__Stated problem__:
Give all of the lines again exactly as they read.

(Collection entries)
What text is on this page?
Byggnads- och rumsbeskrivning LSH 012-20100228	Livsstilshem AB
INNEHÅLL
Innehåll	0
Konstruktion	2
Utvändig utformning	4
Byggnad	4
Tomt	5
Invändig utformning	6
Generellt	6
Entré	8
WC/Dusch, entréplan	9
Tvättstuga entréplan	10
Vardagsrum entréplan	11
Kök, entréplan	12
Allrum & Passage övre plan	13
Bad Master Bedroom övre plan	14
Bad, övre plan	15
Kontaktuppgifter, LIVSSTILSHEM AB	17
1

__Output for this exercise__:
What text is on this page?
Byggnads- och rumsbeskrivning LSH 012-20100228	Livsstilshem AB
INNEHÅLL
Innehåll	0
Konstruktion	2
Utvändig utformning	4
Byggnad	4
Tomt	5
Invändig utformning	6
Generellt	6
Entré	8
WC/Dusch, entréplan	9
Tvättstuga entréplan	10
Vardagsrum entréplan	11
Kök, entréplan	12
Allrum & Passage övre plan	13
Bad Master Bedroom övre plan	14
Bad, övre plan	15
Kontaktuppgifter, LIVSSTILSHEM AB	17
1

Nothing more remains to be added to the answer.